* [The input]:
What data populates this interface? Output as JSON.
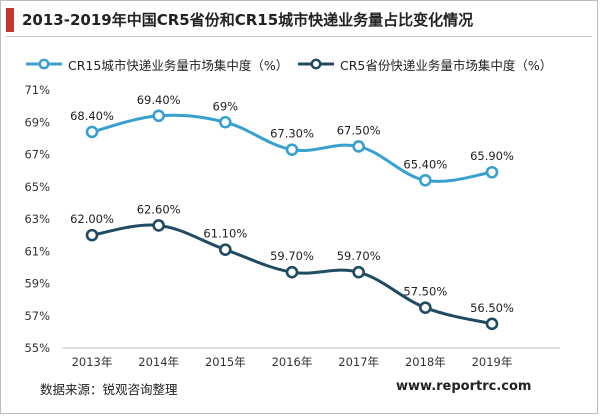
{
  "title": "2013-2019年中国CR5省份和CR15城市快递业务量占比变化情况",
  "source": "数据来源：锐观咨询整理",
  "website": "www.reportrc.com",
  "colors": {
    "accent": "#c0392b",
    "cr15": "#37a0d0",
    "cr5": "#1f4b63"
  },
  "chart_data": {
    "type": "line",
    "title": "2013-2019年中国CR5省份和CR15城市快递业务量占比变化情况",
    "x": [
      "2013年",
      "2014年",
      "2015年",
      "2016年",
      "2017年",
      "2018年",
      "2019年"
    ],
    "ylim": [
      55,
      71
    ],
    "yticks": [
      55,
      57,
      59,
      61,
      63,
      65,
      67,
      69,
      71
    ],
    "ytick_labels": [
      "55%",
      "57%",
      "59%",
      "61%",
      "63%",
      "65%",
      "67%",
      "69%",
      "71%"
    ],
    "grid": false,
    "legend": "top",
    "series": [
      {
        "name": "CR15城市快递业务量市场集中度（%）",
        "color": "#37a0d0",
        "values": [
          68.4,
          69.4,
          69.0,
          67.3,
          67.5,
          65.4,
          65.9
        ],
        "labels": [
          "68.40%",
          "69.40%",
          "69%",
          "67.30%",
          "67.50%",
          "65.40%",
          "65.90%"
        ]
      },
      {
        "name": "CR5省份快递业务量市场集中度（%）",
        "color": "#1f4b63",
        "values": [
          62.0,
          62.6,
          61.1,
          59.7,
          59.7,
          57.5,
          56.5
        ],
        "labels": [
          "62.00%",
          "62.60%",
          "61.10%",
          "59.70%",
          "59.70%",
          "57.50%",
          "56.50%"
        ]
      }
    ]
  }
}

* [Aim of the exercise]:
Using the material above, return every line exactly as it appears, minus the pictures.

* [Complete response]:
What data populates this interface? Output as JSON.
{
  "title": "2013-2019年中国CR5省份和CR15城市快递业务量占比变化情况",
  "source": "数据来源：锐观咨询整理",
  "website": "www.reportrc.com",
  "colors": {
    "accent": "#c0392b",
    "cr15": "#37a0d0",
    "cr5": "#1f4b63"
  },
  "chart_data": {
    "type": "line",
    "title": "2013-2019年中国CR5省份和CR15城市快递业务量占比变化情况",
    "x": [
      "2013年",
      "2014年",
      "2015年",
      "2016年",
      "2017年",
      "2018年",
      "2019年"
    ],
    "ylim": [
      55,
      71
    ],
    "yticks": [
      55,
      57,
      59,
      61,
      63,
      65,
      67,
      69,
      71
    ],
    "ytick_labels": [
      "55%",
      "57%",
      "59%",
      "61%",
      "63%",
      "65%",
      "67%",
      "69%",
      "71%"
    ],
    "grid": false,
    "legend": "top",
    "series": [
      {
        "name": "CR15城市快递业务量市场集中度（%）",
        "color": "#37a0d0",
        "values": [
          68.4,
          69.4,
          69.0,
          67.3,
          67.5,
          65.4,
          65.9
        ],
        "labels": [
          "68.40%",
          "69.40%",
          "69%",
          "67.30%",
          "67.50%",
          "65.40%",
          "65.90%"
        ]
      },
      {
        "name": "CR5省份快递业务量市场集中度（%）",
        "color": "#1f4b63",
        "values": [
          62.0,
          62.6,
          61.1,
          59.7,
          59.7,
          57.5,
          56.5
        ],
        "labels": [
          "62.00%",
          "62.60%",
          "61.10%",
          "59.70%",
          "59.70%",
          "57.50%",
          "56.50%"
        ]
      }
    ]
  }
}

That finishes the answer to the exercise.